• Task requirements: Lines holding the string "signal" are the ones to copy; find them all in the data.
## BEGIN Material shown
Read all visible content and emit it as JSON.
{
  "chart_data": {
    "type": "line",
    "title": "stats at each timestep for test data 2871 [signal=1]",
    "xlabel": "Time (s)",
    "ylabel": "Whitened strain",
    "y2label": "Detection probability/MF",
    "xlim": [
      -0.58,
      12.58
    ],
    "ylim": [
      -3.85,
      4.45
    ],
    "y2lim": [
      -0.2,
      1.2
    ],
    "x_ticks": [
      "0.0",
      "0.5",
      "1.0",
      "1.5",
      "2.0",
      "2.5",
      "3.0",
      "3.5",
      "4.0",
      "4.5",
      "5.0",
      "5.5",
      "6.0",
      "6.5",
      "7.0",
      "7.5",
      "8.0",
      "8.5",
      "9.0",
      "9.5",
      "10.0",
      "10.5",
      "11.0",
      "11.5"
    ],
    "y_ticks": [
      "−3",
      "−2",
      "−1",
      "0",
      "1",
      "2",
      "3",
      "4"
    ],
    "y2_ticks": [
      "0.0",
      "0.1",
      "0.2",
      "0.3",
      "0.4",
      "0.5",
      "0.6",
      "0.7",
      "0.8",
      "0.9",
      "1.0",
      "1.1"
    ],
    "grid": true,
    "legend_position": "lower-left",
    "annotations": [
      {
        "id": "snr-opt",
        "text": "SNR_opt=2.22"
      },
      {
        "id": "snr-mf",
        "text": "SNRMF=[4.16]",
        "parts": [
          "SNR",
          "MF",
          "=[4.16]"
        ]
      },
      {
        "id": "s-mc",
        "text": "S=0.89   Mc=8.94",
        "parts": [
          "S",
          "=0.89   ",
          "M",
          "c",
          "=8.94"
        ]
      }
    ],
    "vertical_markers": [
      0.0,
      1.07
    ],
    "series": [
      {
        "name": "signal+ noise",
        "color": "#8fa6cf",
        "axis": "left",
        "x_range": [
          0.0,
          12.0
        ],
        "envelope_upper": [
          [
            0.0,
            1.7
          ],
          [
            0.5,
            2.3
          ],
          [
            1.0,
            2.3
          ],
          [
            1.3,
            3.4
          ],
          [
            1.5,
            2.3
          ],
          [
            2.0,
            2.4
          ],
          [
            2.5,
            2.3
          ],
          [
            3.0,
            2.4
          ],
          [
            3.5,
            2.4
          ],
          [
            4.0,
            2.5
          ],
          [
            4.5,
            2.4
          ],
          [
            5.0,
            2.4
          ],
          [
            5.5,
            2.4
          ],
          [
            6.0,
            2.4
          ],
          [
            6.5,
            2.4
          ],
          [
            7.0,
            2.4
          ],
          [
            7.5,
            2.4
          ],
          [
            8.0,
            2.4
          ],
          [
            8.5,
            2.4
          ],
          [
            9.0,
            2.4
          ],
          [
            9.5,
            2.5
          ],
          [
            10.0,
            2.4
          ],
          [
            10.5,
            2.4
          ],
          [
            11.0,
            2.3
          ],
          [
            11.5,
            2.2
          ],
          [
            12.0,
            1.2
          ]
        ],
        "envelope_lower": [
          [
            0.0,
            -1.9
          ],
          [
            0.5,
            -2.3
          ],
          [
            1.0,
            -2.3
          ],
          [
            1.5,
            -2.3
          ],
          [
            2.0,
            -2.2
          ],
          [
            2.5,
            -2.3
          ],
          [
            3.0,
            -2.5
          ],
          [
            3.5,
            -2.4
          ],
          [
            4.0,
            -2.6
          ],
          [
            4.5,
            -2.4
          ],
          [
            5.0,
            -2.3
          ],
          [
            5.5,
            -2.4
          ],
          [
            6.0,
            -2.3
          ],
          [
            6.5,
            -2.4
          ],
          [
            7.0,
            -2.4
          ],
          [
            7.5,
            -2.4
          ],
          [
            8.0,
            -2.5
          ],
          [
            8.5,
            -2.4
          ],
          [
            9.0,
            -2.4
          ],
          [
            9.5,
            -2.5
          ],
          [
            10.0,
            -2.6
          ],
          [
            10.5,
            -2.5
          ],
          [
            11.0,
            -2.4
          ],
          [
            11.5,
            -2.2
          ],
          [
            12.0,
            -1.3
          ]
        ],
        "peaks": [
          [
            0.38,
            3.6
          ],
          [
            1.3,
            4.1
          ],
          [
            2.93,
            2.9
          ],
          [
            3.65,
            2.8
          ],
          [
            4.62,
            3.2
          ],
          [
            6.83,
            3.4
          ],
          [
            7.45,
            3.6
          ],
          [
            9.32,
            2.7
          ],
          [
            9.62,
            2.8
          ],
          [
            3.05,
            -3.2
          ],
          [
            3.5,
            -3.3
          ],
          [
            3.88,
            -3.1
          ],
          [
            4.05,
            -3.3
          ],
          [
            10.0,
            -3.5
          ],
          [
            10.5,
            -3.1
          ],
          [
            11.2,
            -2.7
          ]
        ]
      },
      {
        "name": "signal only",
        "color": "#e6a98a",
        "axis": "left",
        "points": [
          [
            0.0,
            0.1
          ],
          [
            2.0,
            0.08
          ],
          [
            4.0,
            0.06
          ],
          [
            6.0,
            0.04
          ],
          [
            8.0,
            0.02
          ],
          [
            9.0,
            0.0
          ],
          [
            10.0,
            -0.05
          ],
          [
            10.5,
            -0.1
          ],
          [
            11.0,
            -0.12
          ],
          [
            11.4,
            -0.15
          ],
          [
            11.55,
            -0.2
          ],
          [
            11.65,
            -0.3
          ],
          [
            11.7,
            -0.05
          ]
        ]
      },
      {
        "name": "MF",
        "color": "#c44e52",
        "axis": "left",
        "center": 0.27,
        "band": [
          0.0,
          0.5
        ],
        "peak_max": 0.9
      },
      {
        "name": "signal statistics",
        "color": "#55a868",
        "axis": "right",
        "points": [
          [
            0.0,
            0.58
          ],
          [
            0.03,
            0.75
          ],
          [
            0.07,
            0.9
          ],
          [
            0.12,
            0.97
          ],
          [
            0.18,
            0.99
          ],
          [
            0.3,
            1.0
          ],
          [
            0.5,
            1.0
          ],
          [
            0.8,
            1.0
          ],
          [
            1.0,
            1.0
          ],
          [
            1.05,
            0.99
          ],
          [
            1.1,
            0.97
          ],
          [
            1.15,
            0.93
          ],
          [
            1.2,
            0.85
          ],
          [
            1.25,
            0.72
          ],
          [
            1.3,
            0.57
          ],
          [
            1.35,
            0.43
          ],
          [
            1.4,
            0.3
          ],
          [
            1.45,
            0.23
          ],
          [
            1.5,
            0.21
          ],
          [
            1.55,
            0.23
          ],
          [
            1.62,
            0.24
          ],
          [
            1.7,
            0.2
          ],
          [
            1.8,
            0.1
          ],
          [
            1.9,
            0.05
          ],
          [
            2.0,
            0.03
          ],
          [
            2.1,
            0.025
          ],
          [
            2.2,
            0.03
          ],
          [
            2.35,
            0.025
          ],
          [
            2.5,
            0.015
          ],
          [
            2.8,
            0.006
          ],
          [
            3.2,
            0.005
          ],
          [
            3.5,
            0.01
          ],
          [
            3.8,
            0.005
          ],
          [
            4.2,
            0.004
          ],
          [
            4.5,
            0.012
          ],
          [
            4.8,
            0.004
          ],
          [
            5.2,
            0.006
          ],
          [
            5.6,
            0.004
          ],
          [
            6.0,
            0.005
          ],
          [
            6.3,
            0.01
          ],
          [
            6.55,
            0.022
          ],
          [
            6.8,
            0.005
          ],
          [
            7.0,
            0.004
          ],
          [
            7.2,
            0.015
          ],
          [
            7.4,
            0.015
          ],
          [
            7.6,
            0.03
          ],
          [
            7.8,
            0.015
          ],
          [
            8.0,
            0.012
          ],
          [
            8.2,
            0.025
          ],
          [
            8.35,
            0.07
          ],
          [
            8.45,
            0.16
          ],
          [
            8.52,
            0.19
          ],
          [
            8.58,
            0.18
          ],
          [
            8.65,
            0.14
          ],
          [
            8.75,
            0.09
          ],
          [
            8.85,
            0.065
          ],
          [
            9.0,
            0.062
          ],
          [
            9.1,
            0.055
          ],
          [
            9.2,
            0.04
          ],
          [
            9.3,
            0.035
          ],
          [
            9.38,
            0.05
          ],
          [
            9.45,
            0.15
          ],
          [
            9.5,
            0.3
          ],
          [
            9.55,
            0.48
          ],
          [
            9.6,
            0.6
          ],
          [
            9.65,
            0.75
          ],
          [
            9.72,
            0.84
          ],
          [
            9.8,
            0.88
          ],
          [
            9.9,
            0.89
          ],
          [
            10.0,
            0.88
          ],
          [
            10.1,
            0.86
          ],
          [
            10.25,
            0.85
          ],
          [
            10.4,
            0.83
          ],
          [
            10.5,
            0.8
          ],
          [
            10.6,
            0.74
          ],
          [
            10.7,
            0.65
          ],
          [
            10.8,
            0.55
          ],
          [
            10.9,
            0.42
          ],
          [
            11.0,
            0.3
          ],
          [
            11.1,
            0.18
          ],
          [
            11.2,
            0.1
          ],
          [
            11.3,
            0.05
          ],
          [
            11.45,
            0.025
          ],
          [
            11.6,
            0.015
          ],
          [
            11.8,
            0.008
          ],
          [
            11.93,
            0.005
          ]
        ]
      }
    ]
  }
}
## END Material shown
## BEGIN Material shown
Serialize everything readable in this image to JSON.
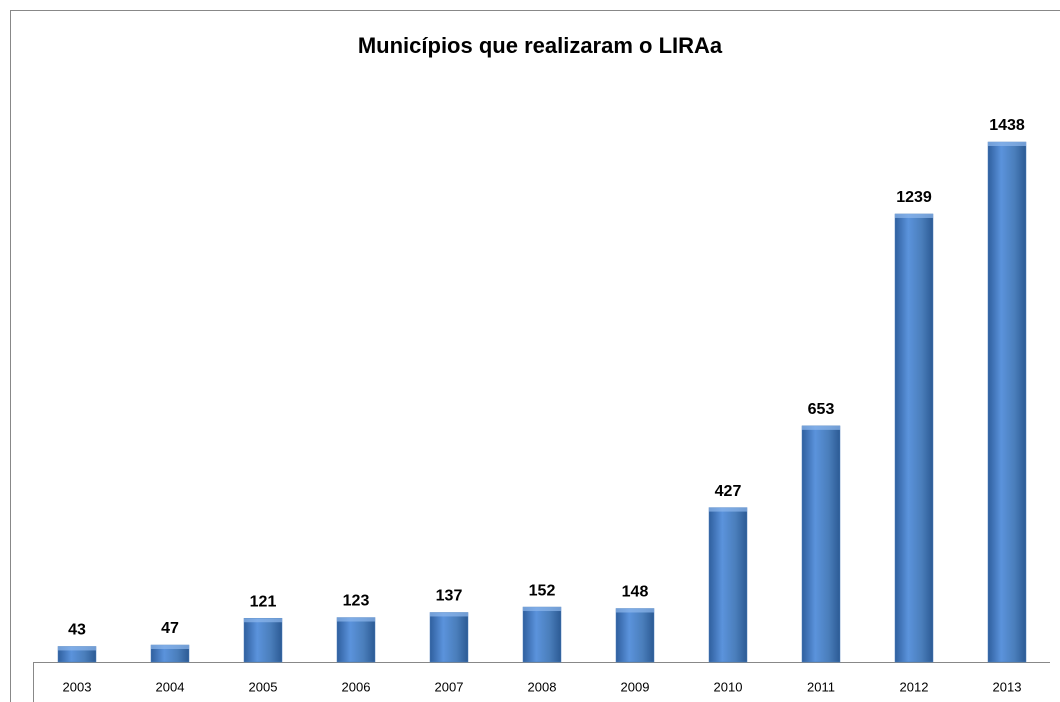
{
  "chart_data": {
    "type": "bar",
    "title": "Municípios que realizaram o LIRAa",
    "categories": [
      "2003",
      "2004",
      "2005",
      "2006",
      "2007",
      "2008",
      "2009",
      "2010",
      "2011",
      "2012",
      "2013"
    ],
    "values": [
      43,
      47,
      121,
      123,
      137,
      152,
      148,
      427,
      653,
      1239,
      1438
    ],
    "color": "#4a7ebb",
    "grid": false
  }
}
## END Material shown
## BEGIN Material shown
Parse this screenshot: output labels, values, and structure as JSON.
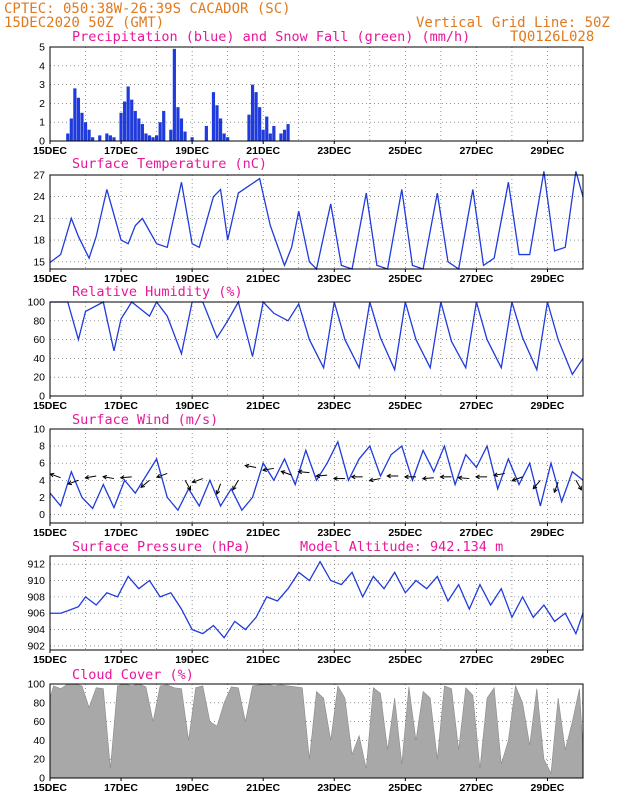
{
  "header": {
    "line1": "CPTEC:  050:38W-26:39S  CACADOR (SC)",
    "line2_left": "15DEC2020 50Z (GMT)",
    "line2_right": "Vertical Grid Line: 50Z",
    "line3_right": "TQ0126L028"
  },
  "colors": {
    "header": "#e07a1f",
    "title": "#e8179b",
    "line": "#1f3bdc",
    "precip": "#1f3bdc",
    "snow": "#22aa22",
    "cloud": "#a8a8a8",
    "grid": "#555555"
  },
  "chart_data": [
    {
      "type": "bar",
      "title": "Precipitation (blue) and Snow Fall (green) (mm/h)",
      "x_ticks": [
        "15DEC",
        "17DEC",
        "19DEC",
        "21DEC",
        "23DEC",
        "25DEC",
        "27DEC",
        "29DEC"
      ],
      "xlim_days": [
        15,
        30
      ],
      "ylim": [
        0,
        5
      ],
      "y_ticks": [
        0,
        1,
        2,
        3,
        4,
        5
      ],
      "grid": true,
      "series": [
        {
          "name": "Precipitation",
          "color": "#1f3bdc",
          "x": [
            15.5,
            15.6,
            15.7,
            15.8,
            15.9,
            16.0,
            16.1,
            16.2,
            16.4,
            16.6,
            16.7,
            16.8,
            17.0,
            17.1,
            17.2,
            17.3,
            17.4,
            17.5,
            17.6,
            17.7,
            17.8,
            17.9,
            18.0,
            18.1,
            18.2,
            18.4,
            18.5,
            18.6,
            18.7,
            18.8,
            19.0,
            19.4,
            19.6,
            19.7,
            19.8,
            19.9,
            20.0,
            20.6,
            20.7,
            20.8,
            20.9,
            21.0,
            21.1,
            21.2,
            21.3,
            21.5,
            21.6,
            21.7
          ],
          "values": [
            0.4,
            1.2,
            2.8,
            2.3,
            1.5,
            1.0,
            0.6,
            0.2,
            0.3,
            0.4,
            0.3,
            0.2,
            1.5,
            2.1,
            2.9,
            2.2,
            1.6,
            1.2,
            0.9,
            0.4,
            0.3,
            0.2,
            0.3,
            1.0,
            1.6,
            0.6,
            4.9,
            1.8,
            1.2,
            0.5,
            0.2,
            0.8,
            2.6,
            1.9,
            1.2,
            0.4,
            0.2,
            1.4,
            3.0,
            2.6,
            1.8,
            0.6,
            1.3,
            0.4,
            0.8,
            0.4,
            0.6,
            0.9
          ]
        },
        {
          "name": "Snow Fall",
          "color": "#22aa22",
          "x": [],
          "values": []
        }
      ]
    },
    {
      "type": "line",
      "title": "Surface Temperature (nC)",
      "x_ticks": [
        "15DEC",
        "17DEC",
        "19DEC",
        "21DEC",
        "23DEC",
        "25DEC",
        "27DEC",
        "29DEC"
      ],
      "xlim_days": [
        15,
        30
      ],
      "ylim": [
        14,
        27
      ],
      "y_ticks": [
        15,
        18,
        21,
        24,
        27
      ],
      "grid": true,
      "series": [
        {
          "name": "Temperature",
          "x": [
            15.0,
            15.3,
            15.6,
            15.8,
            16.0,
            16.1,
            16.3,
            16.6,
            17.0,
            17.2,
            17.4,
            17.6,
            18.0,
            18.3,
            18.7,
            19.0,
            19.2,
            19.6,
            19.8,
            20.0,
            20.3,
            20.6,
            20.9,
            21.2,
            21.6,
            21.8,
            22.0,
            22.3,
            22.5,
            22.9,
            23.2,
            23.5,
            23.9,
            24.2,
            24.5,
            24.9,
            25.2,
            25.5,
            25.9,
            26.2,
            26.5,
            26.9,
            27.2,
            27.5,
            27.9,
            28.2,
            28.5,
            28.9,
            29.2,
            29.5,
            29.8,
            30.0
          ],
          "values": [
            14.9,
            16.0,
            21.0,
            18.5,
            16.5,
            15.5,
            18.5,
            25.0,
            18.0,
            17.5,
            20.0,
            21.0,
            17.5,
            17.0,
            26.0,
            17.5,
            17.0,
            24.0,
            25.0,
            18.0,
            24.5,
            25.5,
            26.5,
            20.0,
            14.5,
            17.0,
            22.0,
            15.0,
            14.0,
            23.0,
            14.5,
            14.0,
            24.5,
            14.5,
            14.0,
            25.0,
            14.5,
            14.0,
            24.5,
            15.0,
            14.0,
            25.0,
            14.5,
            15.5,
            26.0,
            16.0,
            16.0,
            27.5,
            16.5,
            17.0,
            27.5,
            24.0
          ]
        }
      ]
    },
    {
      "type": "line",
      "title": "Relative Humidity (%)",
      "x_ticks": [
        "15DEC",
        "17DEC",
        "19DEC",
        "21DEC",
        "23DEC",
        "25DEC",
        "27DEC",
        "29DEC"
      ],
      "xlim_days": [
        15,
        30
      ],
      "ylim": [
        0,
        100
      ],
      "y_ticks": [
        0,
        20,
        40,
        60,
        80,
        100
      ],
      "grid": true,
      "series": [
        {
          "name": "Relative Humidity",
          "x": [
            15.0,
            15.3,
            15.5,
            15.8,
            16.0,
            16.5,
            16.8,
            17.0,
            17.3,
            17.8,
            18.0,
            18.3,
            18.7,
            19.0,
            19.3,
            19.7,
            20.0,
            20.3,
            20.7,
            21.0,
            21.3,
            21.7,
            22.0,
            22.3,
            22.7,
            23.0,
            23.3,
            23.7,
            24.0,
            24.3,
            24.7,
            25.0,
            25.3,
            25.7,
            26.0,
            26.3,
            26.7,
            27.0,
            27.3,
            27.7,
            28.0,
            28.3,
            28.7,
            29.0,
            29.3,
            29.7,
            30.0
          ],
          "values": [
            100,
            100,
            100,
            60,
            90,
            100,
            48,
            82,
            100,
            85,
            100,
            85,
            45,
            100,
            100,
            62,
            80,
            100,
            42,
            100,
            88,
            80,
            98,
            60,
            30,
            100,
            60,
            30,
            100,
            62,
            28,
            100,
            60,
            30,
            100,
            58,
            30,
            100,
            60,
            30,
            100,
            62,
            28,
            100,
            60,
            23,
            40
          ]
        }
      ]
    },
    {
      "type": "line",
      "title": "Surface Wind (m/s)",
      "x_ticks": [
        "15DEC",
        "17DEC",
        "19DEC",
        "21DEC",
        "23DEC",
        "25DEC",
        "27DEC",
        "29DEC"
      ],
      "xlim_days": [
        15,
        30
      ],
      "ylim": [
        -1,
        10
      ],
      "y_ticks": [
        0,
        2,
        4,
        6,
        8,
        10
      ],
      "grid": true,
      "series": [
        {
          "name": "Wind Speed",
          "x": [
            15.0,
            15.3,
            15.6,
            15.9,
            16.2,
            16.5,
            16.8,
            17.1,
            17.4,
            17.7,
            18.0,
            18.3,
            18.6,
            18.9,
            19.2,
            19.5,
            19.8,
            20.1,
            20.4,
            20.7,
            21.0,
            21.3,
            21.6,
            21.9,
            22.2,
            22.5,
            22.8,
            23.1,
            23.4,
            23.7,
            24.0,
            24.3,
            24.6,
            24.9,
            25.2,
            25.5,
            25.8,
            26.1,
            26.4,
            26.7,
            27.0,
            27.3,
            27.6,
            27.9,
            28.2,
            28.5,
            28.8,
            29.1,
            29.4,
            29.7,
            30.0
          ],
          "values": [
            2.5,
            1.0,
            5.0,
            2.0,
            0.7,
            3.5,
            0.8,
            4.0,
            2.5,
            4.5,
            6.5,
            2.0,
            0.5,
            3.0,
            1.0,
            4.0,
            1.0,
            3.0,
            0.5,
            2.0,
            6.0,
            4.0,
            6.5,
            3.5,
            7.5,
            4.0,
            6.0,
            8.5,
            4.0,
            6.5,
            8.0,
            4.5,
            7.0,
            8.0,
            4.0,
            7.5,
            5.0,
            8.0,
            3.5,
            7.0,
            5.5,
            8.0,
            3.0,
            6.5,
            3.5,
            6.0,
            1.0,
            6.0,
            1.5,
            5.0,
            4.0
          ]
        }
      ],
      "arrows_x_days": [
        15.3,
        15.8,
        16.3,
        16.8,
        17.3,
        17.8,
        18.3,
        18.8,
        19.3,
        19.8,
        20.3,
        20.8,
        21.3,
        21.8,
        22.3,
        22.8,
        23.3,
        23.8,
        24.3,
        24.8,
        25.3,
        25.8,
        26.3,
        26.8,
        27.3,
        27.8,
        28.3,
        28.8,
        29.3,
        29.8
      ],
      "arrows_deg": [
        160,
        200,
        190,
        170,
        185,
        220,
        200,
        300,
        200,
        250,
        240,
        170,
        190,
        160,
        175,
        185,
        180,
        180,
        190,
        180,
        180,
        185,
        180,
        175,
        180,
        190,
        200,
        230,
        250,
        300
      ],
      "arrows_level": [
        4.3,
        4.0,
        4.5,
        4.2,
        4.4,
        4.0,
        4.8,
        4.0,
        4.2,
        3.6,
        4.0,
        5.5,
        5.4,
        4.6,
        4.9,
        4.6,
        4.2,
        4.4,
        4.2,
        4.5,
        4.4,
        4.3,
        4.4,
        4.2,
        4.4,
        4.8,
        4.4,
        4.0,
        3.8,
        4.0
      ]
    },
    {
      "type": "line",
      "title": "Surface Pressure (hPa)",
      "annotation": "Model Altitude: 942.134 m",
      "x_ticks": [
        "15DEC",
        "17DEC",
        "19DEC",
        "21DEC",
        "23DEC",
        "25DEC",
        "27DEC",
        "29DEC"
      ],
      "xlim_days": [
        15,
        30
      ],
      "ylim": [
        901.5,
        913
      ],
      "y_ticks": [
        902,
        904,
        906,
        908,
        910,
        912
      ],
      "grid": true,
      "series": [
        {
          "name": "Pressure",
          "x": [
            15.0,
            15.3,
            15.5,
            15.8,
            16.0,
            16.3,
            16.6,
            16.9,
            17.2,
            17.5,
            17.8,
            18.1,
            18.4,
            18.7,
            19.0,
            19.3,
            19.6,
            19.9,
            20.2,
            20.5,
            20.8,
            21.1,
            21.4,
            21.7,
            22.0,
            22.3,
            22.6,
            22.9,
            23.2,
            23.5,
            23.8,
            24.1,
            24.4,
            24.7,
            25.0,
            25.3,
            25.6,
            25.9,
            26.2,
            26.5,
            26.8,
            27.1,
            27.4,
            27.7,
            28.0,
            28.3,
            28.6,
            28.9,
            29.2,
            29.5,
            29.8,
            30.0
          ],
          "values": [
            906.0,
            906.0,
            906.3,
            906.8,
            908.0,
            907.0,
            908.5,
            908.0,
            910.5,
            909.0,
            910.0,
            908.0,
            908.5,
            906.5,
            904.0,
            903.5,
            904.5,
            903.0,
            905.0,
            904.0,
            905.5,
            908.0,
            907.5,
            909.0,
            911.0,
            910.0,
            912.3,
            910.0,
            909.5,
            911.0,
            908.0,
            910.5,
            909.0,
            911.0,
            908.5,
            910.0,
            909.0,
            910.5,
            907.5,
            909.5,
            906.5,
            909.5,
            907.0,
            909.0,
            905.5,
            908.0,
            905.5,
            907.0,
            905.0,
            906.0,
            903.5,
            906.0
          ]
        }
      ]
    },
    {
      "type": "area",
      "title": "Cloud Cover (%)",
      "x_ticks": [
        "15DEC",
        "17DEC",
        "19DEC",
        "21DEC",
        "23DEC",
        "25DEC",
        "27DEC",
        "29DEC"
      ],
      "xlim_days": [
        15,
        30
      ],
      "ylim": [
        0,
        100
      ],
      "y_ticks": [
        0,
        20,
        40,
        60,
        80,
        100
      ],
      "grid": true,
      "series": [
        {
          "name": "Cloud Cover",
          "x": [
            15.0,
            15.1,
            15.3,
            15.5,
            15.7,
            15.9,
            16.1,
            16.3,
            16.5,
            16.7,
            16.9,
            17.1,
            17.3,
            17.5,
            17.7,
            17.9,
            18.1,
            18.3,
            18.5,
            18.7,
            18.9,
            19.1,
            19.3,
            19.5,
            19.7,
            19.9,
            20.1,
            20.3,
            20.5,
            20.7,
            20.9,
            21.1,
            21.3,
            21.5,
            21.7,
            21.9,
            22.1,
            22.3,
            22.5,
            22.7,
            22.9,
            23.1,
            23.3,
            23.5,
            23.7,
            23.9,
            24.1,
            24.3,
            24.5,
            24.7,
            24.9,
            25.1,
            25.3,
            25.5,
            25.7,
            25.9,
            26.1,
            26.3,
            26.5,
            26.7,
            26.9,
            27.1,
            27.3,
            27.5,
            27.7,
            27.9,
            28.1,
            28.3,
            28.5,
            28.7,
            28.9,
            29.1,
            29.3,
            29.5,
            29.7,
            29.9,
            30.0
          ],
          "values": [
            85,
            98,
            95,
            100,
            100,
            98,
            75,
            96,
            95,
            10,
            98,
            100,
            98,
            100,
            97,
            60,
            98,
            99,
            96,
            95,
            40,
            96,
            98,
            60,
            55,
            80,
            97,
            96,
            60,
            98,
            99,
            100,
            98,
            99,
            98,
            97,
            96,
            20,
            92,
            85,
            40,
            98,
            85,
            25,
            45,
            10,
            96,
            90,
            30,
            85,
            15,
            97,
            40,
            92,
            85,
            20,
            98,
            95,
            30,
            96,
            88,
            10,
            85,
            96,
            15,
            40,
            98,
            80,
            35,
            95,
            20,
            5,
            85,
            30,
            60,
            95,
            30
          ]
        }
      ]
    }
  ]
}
## END Material shown
• The output:
    "title": "stats at each timestep for test data 2871 [signal=1]",
        "name": "signal+ noise",
        "name": "signal only",
        "name": "signal statistics",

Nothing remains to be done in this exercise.